§ **Problem requirements**: Using the listing below, please gather every line containing the word "female".

═══

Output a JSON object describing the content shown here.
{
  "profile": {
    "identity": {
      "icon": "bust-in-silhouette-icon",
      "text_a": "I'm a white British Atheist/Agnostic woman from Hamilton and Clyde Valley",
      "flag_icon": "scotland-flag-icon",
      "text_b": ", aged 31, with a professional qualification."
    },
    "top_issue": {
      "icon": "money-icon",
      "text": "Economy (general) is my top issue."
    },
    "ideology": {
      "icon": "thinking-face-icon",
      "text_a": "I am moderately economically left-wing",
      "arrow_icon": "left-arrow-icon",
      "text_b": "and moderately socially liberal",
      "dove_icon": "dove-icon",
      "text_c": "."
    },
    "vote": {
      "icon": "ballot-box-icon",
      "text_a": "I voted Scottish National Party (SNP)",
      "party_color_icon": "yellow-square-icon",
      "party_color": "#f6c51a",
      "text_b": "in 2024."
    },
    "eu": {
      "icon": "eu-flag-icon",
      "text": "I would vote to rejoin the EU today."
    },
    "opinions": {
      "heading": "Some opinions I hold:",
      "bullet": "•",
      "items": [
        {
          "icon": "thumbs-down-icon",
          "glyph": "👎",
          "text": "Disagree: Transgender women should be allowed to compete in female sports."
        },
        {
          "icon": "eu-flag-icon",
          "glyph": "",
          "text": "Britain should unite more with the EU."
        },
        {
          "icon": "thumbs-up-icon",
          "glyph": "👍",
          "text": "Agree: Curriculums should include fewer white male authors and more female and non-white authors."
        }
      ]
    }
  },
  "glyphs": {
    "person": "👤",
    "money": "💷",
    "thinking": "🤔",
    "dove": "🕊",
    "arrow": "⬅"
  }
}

═══

§ **Task solution**:
          "text": "Disagree: Transgender women should be allowed to compete in female sports."
          "text": "Agree: Curriculums should include fewer white male authors and more female and non-white authors."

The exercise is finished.